▶ [What you are asked to do]: Pull out every line of the items below and reproduce each one word for word, leaving out the picture lines.

★ ★ ★ ★ ★

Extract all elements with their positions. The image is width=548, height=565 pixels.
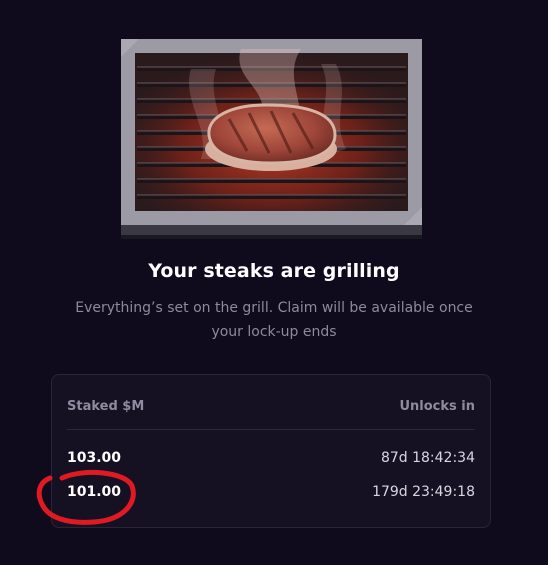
divider: [67, 429, 475, 430]
grill-steak-illustration: [121, 39, 422, 239]
unlock-countdown: 179d 23:49:18: [372, 484, 475, 500]
unlocks-column-header: Unlocks in: [399, 399, 475, 414]
unlock-countdown: 87d 18:42:34: [380, 450, 475, 466]
page-title: Your steaks are grilling: [148, 260, 400, 282]
grill-with-steak-icon: [121, 39, 422, 239]
page-subtitle: Everything’s set on the grill. Claim wil…: [75, 300, 473, 340]
staked-amount: 103.00: [67, 450, 122, 466]
red-hand-drawn-circle-icon: [36, 469, 136, 525]
stakes-table-header: Staked $M Unlocks in: [67, 399, 475, 419]
page: Your steaks are grilling Everything’s se…: [0, 0, 548, 565]
staked-column-header: Staked $M: [67, 399, 145, 414]
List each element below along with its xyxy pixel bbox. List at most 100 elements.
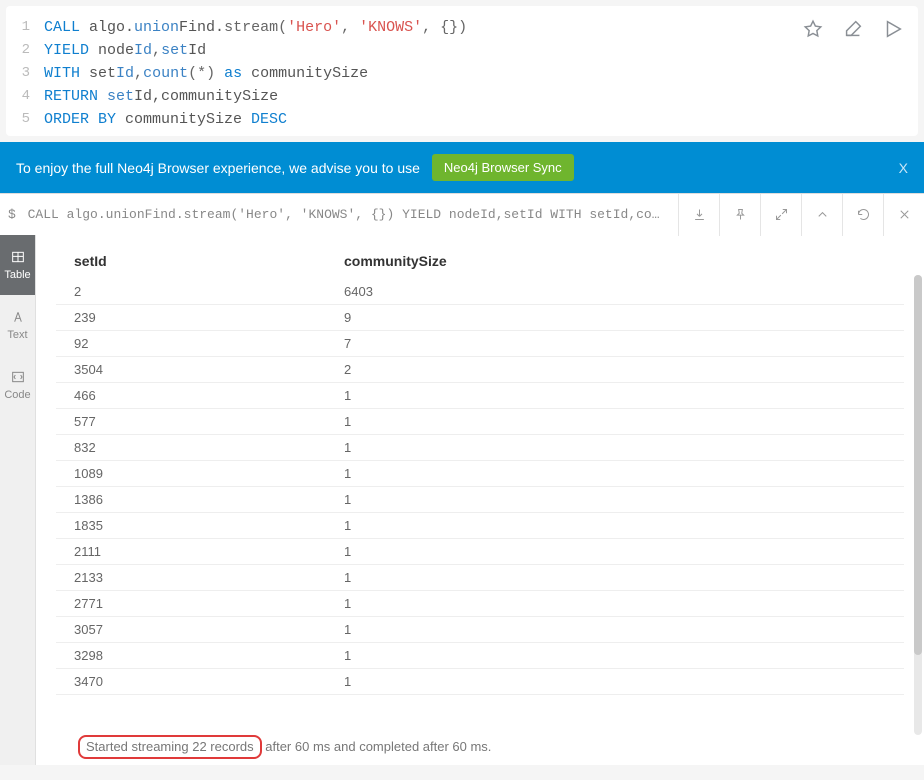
table-cell: 832	[56, 435, 336, 461]
result-table: setIdcommunitySize 264032399927350424661…	[56, 243, 904, 695]
result-actions	[678, 194, 924, 236]
table-cell: 1	[336, 487, 904, 513]
favorite-icon[interactable]	[802, 18, 824, 45]
table-cell: 577	[56, 409, 336, 435]
table-row[interactable]: 32981	[56, 643, 904, 669]
scrollbar[interactable]	[914, 275, 922, 735]
table-row[interactable]: 27711	[56, 591, 904, 617]
tab-text[interactable]: Text	[0, 295, 35, 355]
table-cell: 2133	[56, 565, 336, 591]
table-cell: 1	[336, 617, 904, 643]
table-cell: 1835	[56, 513, 336, 539]
code-content[interactable]: CALL algo.unionFind.stream('Hero', 'KNOW…	[44, 16, 467, 39]
status-line: Started streaming 22 records after 60 ms…	[78, 735, 491, 759]
column-header[interactable]: communitySize	[336, 243, 904, 279]
line-number: 2	[14, 39, 44, 62]
table-row[interactable]: 34701	[56, 669, 904, 695]
table-cell: 1	[336, 669, 904, 695]
table-cell: 1	[336, 539, 904, 565]
code-line: 2YIELD nodeId,setId	[14, 39, 802, 62]
code-content[interactable]: WITH setId,count(*) as communitySize	[44, 62, 368, 85]
table-cell: 92	[56, 331, 336, 357]
tab-code[interactable]: Code	[0, 355, 35, 415]
table-row[interactable]: 30571	[56, 617, 904, 643]
table-cell: 1	[336, 643, 904, 669]
table-cell: 1	[336, 513, 904, 539]
prompt-symbol: $	[8, 207, 16, 222]
table-row[interactable]: 2399	[56, 305, 904, 331]
code-line: 5ORDER BY communitySize DESC	[14, 108, 802, 131]
code-content[interactable]: YIELD nodeId,setId	[44, 39, 206, 62]
table-cell: 3298	[56, 643, 336, 669]
table-cell: 3504	[56, 357, 336, 383]
table-cell: 6403	[336, 279, 904, 305]
table-row[interactable]: 18351	[56, 513, 904, 539]
table-row[interactable]: 13861	[56, 487, 904, 513]
table-cell: 3470	[56, 669, 336, 695]
table-row[interactable]: 21111	[56, 539, 904, 565]
close-icon[interactable]	[883, 194, 924, 236]
table-cell: 1	[336, 383, 904, 409]
play-icon[interactable]	[882, 18, 904, 45]
tab-text-label: Text	[7, 329, 27, 341]
result-header: $ CALL algo.unionFind.stream('Hero', 'KN…	[0, 193, 924, 235]
tab-table-label: Table	[4, 269, 30, 281]
table-cell: 1	[336, 435, 904, 461]
table-cell: 7	[336, 331, 904, 357]
query-editor[interactable]: 1CALL algo.unionFind.stream('Hero', 'KNO…	[14, 16, 802, 131]
query-text: CALL algo.unionFind.stream('Hero', 'KNOW…	[28, 207, 660, 222]
table-cell: 2771	[56, 591, 336, 617]
tab-code-label: Code	[4, 389, 30, 401]
banner-close-button[interactable]: X	[899, 160, 908, 176]
table-cell: 1	[336, 461, 904, 487]
scrollbar-thumb[interactable]	[914, 275, 922, 655]
line-number: 5	[14, 108, 44, 131]
table-row[interactable]: 26403	[56, 279, 904, 305]
editor-actions	[802, 16, 910, 45]
code-line: 4RETURN setId,communitySize	[14, 85, 802, 108]
column-header[interactable]: setId	[56, 243, 336, 279]
line-number: 3	[14, 62, 44, 85]
tab-table[interactable]: Table	[0, 235, 35, 295]
line-number: 4	[14, 85, 44, 108]
sync-banner: To enjoy the full Neo4j Browser experien…	[0, 142, 924, 193]
table-row[interactable]: 927	[56, 331, 904, 357]
download-icon[interactable]	[678, 194, 719, 236]
executed-query[interactable]: $ CALL algo.unionFind.stream('Hero', 'KN…	[0, 207, 678, 222]
table-cell: 9	[336, 305, 904, 331]
table-cell: 2	[336, 357, 904, 383]
table-row[interactable]: 4661	[56, 383, 904, 409]
view-tabs: Table Text Code	[0, 235, 36, 765]
erase-icon[interactable]	[842, 18, 864, 45]
code-content[interactable]: RETURN setId,communitySize	[44, 85, 278, 108]
pin-icon[interactable]	[719, 194, 760, 236]
browser-sync-button[interactable]: Neo4j Browser Sync	[432, 154, 574, 181]
banner-text: To enjoy the full Neo4j Browser experien…	[16, 160, 420, 176]
table-row[interactable]: 21331	[56, 565, 904, 591]
table-cell: 1386	[56, 487, 336, 513]
expand-icon[interactable]	[760, 194, 801, 236]
result-table-wrap: setIdcommunitySize 264032399927350424661…	[36, 235, 924, 765]
table-row[interactable]: 5771	[56, 409, 904, 435]
table-cell: 3057	[56, 617, 336, 643]
table-row[interactable]: 10891	[56, 461, 904, 487]
rerun-icon[interactable]	[842, 194, 883, 236]
table-cell: 2	[56, 279, 336, 305]
table-cell: 466	[56, 383, 336, 409]
table-row[interactable]: 8321	[56, 435, 904, 461]
code-line: 1CALL algo.unionFind.stream('Hero', 'KNO…	[14, 16, 802, 39]
table-cell: 239	[56, 305, 336, 331]
table-row[interactable]: 35042	[56, 357, 904, 383]
query-editor-panel: 1CALL algo.unionFind.stream('Hero', 'KNO…	[6, 6, 918, 136]
collapse-up-icon[interactable]	[801, 194, 842, 236]
line-number: 1	[14, 16, 44, 39]
table-cell: 1	[336, 409, 904, 435]
status-highlight: Started streaming 22 records	[78, 735, 262, 759]
table-cell: 1	[336, 565, 904, 591]
result-body: Table Text Code setIdcommunitySize 26403…	[0, 235, 924, 765]
code-line: 3WITH setId,count(*) as communitySize	[14, 62, 802, 85]
status-rest: after 60 ms and completed after 60 ms.	[262, 739, 492, 754]
table-cell: 1	[336, 591, 904, 617]
code-content[interactable]: ORDER BY communitySize DESC	[44, 108, 287, 131]
table-cell: 1089	[56, 461, 336, 487]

★ ★ ★ ★ ★

▶ [Worked solution]:
Extract all elements with their positions. The image is width=548, height=565 pixels.
divider: [67, 429, 475, 430]
grill-steak-illustration: [121, 39, 422, 239]
unlock-countdown: 179d 23:49:18: [372, 484, 475, 500]
unlocks-column-header: Unlocks in: [399, 399, 475, 414]
unlock-countdown: 87d 18:42:34: [380, 450, 475, 466]
page-title: Your steaks are grilling: [148, 260, 400, 282]
grill-with-steak-icon: [121, 39, 422, 239]
page-subtitle: Everything’s set on the grill. Claim wil…: [75, 300, 473, 340]
staked-amount: 103.00: [67, 450, 122, 466]
red-hand-drawn-circle-icon: [36, 469, 136, 525]
stakes-table-header: Staked $M Unlocks in: [67, 399, 475, 419]
page: Your steaks are grilling Everything’s se…: [0, 0, 548, 565]
staked-column-header: Staked $M: [67, 399, 145, 414]
List each element below along with its xyxy pixel bbox. List at most 100 elements.
table-cell: 832	[56, 435, 336, 461]
result-table: setIdcommunitySize 264032399927350424661…	[56, 243, 904, 695]
result-actions	[678, 194, 924, 236]
table-cell: 1	[336, 487, 904, 513]
favorite-icon[interactable]	[802, 18, 824, 45]
table-cell: 577	[56, 409, 336, 435]
table-row[interactable]: 32981	[56, 643, 904, 669]
scrollbar[interactable]	[914, 275, 922, 735]
table-row[interactable]: 27711	[56, 591, 904, 617]
tab-text[interactable]: Text	[0, 295, 35, 355]
table-cell: 2133	[56, 565, 336, 591]
table-cell: 1	[336, 617, 904, 643]
table-cell: 1835	[56, 513, 336, 539]
code-content[interactable]: CALL algo.unionFind.stream('Hero', 'KNOW…	[44, 16, 467, 39]
status-line: Started streaming 22 records after 60 ms…	[78, 735, 491, 759]
column-header[interactable]: communitySize	[336, 243, 904, 279]
line-number: 2	[14, 39, 44, 62]
table-row[interactable]: 34701	[56, 669, 904, 695]
table-cell: 1	[336, 669, 904, 695]
table-cell: 1	[336, 539, 904, 565]
code-line: 2YIELD nodeId,setId	[14, 39, 802, 62]
code-content[interactable]: WITH setId,count(*) as communitySize	[44, 62, 368, 85]
table-cell: 92	[56, 331, 336, 357]
tab-code[interactable]: Code	[0, 355, 35, 415]
table-row[interactable]: 30571	[56, 617, 904, 643]
table-cell: 1	[336, 643, 904, 669]
table-cell: 1	[336, 513, 904, 539]
prompt-symbol: $	[8, 207, 16, 222]
table-row[interactable]: 2399	[56, 305, 904, 331]
code-line: 5ORDER BY communitySize DESC	[14, 108, 802, 131]
code-content[interactable]: YIELD nodeId,setId	[44, 39, 206, 62]
table-cell: 3298	[56, 643, 336, 669]
table-cell: 3504	[56, 357, 336, 383]
table-cell: 6403	[336, 279, 904, 305]
table-row[interactable]: 18351	[56, 513, 904, 539]
table-row[interactable]: 13861	[56, 487, 904, 513]
table-cell: 3470	[56, 669, 336, 695]
table-row[interactable]: 21111	[56, 539, 904, 565]
close-icon[interactable]	[883, 194, 924, 236]
table-cell: 1	[336, 383, 904, 409]
play-icon[interactable]	[882, 18, 904, 45]
tab-text-label: Text	[7, 329, 27, 341]
result-header: $ CALL algo.unionFind.stream('Hero', 'KN…	[0, 193, 924, 235]
tab-table-label: Table	[4, 269, 30, 281]
table-cell: 1	[336, 435, 904, 461]
table-cell: 7	[336, 331, 904, 357]
query-editor[interactable]: 1CALL algo.unionFind.stream('Hero', 'KNO…	[14, 16, 802, 131]
query-text: CALL algo.unionFind.stream('Hero', 'KNOW…	[28, 207, 660, 222]
table-cell: 2771	[56, 591, 336, 617]
tab-code-label: Code	[4, 389, 30, 401]
banner-close-button[interactable]: X	[899, 160, 908, 176]
table-cell: 1	[336, 461, 904, 487]
scrollbar-thumb[interactable]	[914, 275, 922, 655]
line-number: 5	[14, 108, 44, 131]
table-row[interactable]: 26403	[56, 279, 904, 305]
editor-actions	[802, 16, 910, 45]
code-line: 4RETURN setId,communitySize	[14, 85, 802, 108]
column-header[interactable]: setId	[56, 243, 336, 279]
line-number: 3	[14, 62, 44, 85]
tab-table[interactable]: Table	[0, 235, 35, 295]
line-number: 4	[14, 85, 44, 108]
sync-banner: To enjoy the full Neo4j Browser experien…	[0, 142, 924, 193]
table-row[interactable]: 927	[56, 331, 904, 357]
download-icon[interactable]	[678, 194, 719, 236]
executed-query[interactable]: $ CALL algo.unionFind.stream('Hero', 'KN…	[0, 207, 678, 222]
table-cell: 9	[336, 305, 904, 331]
table-cell: 2	[336, 357, 904, 383]
table-row[interactable]: 4661	[56, 383, 904, 409]
view-tabs: Table Text Code	[0, 235, 36, 765]
erase-icon[interactable]	[842, 18, 864, 45]
code-content[interactable]: RETURN setId,communitySize	[44, 85, 278, 108]
pin-icon[interactable]	[719, 194, 760, 236]
browser-sync-button[interactable]: Neo4j Browser Sync	[432, 154, 574, 181]
banner-text: To enjoy the full Neo4j Browser experien…	[16, 160, 420, 176]
table-row[interactable]: 21331	[56, 565, 904, 591]
table-cell: 1386	[56, 487, 336, 513]
expand-icon[interactable]	[760, 194, 801, 236]
result-table-wrap: setIdcommunitySize 264032399927350424661…	[36, 235, 924, 765]
table-row[interactable]: 5771	[56, 409, 904, 435]
table-cell: 3057	[56, 617, 336, 643]
table-row[interactable]: 10891	[56, 461, 904, 487]
rerun-icon[interactable]	[842, 194, 883, 236]
table-cell: 2	[56, 279, 336, 305]
table-cell: 466	[56, 383, 336, 409]
table-row[interactable]: 8321	[56, 435, 904, 461]
code-line: 1CALL algo.unionFind.stream('Hero', 'KNO…	[14, 16, 802, 39]
table-cell: 239	[56, 305, 336, 331]
table-row[interactable]: 35042	[56, 357, 904, 383]
query-editor-panel: 1CALL algo.unionFind.stream('Hero', 'KNO…	[6, 6, 918, 136]
collapse-up-icon[interactable]	[801, 194, 842, 236]
line-number: 1	[14, 16, 44, 39]
table-cell: 1	[336, 409, 904, 435]
status-highlight: Started streaming 22 records	[78, 735, 262, 759]
table-cell: 1	[336, 565, 904, 591]
result-body: Table Text Code setIdcommunitySize 26403…	[0, 235, 924, 765]
code-line: 3WITH setId,count(*) as communitySize	[14, 62, 802, 85]
status-rest: after 60 ms and completed after 60 ms.	[262, 739, 492, 754]
table-cell: 1	[336, 591, 904, 617]
code-content[interactable]: ORDER BY communitySize DESC	[44, 108, 287, 131]
table-cell: 1089	[56, 461, 336, 487]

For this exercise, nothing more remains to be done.